#### [STATED TASK]
Transcribe all of the material exactly.

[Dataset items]

'''

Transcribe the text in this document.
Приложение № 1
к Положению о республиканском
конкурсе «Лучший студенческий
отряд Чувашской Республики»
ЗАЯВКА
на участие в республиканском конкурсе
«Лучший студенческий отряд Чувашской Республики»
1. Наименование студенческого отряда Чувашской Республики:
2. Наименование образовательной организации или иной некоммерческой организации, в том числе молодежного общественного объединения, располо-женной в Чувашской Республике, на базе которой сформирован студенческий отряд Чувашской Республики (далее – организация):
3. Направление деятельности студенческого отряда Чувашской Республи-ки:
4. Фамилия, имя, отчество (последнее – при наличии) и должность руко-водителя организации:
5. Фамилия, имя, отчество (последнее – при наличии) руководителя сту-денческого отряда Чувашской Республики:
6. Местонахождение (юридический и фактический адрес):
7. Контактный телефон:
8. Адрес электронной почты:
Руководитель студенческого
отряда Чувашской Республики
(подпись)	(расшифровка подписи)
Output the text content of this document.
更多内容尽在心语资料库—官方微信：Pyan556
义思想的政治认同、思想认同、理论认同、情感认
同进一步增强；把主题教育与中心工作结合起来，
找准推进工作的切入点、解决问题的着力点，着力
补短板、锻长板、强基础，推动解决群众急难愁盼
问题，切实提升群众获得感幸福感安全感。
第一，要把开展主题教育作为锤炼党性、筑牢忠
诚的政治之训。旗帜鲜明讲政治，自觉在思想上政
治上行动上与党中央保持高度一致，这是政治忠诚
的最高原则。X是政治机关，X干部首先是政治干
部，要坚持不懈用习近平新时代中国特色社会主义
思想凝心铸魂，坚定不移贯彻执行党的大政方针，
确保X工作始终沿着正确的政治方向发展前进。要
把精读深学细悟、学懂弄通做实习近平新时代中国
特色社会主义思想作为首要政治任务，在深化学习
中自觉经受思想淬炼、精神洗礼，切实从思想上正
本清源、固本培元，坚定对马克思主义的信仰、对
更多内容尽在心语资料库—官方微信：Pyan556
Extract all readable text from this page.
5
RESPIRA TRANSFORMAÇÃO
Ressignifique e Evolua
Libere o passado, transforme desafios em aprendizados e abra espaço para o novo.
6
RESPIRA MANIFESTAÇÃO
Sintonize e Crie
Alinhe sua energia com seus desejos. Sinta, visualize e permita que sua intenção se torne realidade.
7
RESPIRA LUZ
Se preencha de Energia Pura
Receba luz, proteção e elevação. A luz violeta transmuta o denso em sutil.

'''

#### [WRITTEN SOLUTION]
Transcribe the text in this document.
Приложение № 1
к Положению о республиканском
конкурсе «Лучший студенческий
отряд Чувашской Республики»
ЗАЯВКА
на участие в республиканском конкурсе
«Лучший студенческий отряд Чувашской Республики»
1. Наименование студенческого отряда Чувашской Республики:
2. Наименование образовательной организации или иной некоммерческой организации, в том числе молодежного общественного объединения, располо-женной в Чувашской Республике, на базе которой сформирован студенческий отряд Чувашской Республики (далее – организация):
3. Направление деятельности студенческого отряда Чувашской Республи-ки:
4. Фамилия, имя, отчество (последнее – при наличии) и должность руко-водителя организации:
5. Фамилия, имя, отчество (последнее – при наличии) руководителя сту-денческого отряда Чувашской Республики:
6. Местонахождение (юридический и фактический адрес):
7. Контактный телефон:
8. Адрес электронной почты:
Руководитель студенческого
отряда Чувашской Республики
(подпись)	(расшифровка подписи)
Output the text content of this document.
更多内容尽在心语资料库—官方微信：Pyan556
义思想的政治认同、思想认同、理论认同、情感认
同进一步增强；把主题教育与中心工作结合起来，
找准推进工作的切入点、解决问题的着力点，着力
补短板、锻长板、强基础，推动解决群众急难愁盼
问题，切实提升群众获得感幸福感安全感。
第一，要把开展主题教育作为锤炼党性、筑牢忠
诚的政治之训。旗帜鲜明讲政治，自觉在思想上政
治上行动上与党中央保持高度一致，这是政治忠诚
的最高原则。X是政治机关，X干部首先是政治干
部，要坚持不懈用习近平新时代中国特色社会主义
思想凝心铸魂，坚定不移贯彻执行党的大政方针，
确保X工作始终沿着正确的政治方向发展前进。要
把精读深学细悟、学懂弄通做实习近平新时代中国
特色社会主义思想作为首要政治任务，在深化学习
中自觉经受思想淬炼、精神洗礼，切实从思想上正
本清源、固本培元，坚定对马克思主义的信仰、对
更多内容尽在心语资料库—官方微信：Pyan556
Extract all readable text from this page.
5
RESPIRA TRANSFORMAÇÃO
Ressignifique e Evolua
Libere o passado, transforme desafios em aprendizados e abra espaço para o novo.
6
RESPIRA MANIFESTAÇÃO
Sintonize e Crie
Alinhe sua energia com seus desejos. Sinta, visualize e permita que sua intenção se torne realidade.
7
RESPIRA LUZ
Se preencha de Energia Pura
Receba luz, proteção e elevação. A luz violeta transmuta o denso em sutil.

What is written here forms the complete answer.